• **Given instruction**:
Count every line where "subtitle" occurs. Give the total alone.

• **Record extracts**:
--
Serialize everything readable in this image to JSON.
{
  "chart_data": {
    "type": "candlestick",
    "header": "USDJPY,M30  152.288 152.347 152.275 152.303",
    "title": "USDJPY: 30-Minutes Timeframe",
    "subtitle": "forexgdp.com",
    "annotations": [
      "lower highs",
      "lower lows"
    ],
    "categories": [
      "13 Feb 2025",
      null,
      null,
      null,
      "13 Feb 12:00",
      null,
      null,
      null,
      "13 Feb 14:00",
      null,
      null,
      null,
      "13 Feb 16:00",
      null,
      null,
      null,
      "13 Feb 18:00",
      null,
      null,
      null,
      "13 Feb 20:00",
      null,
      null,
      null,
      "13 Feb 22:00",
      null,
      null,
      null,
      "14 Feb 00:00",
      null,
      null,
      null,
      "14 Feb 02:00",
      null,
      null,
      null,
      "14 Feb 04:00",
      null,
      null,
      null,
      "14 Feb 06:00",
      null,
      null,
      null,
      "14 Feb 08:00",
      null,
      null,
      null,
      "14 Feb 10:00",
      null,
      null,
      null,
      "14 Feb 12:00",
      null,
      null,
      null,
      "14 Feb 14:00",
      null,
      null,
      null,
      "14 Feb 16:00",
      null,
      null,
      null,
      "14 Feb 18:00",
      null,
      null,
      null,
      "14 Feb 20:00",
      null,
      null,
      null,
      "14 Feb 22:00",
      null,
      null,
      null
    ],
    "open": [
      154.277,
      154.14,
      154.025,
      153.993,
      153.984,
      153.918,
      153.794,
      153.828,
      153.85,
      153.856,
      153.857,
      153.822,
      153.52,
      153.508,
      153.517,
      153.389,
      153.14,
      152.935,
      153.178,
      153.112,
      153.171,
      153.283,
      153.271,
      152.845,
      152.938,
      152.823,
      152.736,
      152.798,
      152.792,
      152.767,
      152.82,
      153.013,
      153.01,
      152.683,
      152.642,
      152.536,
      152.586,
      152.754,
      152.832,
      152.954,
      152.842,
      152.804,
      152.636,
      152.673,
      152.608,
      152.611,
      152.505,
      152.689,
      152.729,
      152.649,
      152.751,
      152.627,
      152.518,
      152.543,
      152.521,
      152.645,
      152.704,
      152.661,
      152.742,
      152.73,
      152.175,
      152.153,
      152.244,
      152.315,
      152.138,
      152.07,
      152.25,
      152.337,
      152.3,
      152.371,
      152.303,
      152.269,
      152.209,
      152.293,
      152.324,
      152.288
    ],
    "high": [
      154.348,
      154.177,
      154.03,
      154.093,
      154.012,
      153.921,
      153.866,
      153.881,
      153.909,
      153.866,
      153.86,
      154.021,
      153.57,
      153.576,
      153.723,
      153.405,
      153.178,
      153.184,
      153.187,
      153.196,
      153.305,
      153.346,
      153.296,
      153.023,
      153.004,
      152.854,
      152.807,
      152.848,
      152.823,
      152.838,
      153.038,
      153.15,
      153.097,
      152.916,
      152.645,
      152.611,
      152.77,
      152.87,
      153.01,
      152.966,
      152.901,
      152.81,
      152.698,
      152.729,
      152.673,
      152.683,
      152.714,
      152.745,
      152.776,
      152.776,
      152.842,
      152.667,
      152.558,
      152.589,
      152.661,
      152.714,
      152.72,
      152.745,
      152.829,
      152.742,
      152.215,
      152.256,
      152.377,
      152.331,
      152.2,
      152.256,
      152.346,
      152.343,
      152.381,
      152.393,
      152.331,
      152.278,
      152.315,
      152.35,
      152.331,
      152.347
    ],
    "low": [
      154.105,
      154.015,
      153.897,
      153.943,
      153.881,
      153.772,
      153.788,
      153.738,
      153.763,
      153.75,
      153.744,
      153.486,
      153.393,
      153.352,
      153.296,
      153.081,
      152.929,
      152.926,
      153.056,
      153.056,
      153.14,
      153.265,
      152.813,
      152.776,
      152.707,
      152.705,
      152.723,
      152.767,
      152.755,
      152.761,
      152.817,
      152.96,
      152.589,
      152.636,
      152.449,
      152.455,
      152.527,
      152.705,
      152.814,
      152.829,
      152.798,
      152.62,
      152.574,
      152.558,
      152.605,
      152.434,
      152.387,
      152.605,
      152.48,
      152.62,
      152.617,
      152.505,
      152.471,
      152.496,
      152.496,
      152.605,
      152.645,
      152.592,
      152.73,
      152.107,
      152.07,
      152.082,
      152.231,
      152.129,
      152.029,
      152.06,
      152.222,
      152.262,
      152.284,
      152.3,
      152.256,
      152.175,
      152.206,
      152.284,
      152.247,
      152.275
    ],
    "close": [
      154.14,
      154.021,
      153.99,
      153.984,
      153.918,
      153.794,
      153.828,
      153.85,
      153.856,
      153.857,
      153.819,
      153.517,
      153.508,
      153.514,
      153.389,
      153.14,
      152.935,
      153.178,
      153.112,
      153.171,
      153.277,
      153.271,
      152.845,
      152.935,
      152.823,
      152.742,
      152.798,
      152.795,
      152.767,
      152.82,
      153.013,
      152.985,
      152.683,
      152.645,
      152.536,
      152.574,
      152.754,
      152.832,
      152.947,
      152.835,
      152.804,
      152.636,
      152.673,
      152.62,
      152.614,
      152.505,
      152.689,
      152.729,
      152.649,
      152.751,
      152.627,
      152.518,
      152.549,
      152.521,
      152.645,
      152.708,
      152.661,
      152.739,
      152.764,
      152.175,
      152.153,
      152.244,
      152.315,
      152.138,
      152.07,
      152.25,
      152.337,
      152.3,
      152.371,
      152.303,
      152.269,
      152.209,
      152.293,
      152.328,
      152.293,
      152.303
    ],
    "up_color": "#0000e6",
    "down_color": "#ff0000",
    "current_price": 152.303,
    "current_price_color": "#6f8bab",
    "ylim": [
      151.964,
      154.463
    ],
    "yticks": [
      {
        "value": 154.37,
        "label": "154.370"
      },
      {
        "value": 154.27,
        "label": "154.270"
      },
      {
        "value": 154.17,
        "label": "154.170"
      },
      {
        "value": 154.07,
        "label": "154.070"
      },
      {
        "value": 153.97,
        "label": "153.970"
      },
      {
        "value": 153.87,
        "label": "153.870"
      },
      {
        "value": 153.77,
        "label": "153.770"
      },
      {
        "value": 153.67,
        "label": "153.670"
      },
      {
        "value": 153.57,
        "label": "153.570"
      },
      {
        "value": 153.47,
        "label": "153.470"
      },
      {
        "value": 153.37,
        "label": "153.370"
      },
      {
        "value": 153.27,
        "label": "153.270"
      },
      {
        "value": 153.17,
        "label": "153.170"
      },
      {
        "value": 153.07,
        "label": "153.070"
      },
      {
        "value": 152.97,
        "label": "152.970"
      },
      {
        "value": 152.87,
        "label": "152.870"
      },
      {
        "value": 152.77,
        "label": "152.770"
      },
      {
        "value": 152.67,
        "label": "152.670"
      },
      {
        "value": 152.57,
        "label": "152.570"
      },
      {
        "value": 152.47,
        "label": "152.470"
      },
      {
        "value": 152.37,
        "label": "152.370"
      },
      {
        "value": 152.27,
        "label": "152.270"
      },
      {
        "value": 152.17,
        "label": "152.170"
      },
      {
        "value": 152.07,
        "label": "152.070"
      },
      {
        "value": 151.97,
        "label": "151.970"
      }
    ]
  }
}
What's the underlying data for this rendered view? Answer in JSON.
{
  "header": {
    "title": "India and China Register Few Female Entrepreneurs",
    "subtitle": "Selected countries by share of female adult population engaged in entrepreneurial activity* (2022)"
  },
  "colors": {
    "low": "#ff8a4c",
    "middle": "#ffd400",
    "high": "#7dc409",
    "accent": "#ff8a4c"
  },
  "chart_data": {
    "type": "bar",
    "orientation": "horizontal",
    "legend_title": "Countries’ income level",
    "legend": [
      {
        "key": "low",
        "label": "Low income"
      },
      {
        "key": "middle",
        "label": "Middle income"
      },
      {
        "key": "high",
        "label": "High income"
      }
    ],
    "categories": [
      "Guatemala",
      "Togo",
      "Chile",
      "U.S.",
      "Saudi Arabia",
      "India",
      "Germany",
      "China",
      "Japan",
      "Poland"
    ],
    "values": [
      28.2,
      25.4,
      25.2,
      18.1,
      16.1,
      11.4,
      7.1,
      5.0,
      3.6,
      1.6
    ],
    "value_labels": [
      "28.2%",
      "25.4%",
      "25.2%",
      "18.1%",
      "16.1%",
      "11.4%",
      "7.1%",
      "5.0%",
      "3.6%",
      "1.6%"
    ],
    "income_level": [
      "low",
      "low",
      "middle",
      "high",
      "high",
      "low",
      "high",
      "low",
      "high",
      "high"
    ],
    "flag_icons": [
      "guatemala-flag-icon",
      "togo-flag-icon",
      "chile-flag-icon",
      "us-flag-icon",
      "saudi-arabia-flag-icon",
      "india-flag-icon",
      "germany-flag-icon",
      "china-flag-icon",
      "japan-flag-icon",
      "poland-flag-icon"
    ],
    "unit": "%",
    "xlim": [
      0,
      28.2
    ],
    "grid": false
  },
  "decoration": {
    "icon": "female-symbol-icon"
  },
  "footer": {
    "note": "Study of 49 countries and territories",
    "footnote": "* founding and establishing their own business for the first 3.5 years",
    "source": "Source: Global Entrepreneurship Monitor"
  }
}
--
• **Result of this task**:
2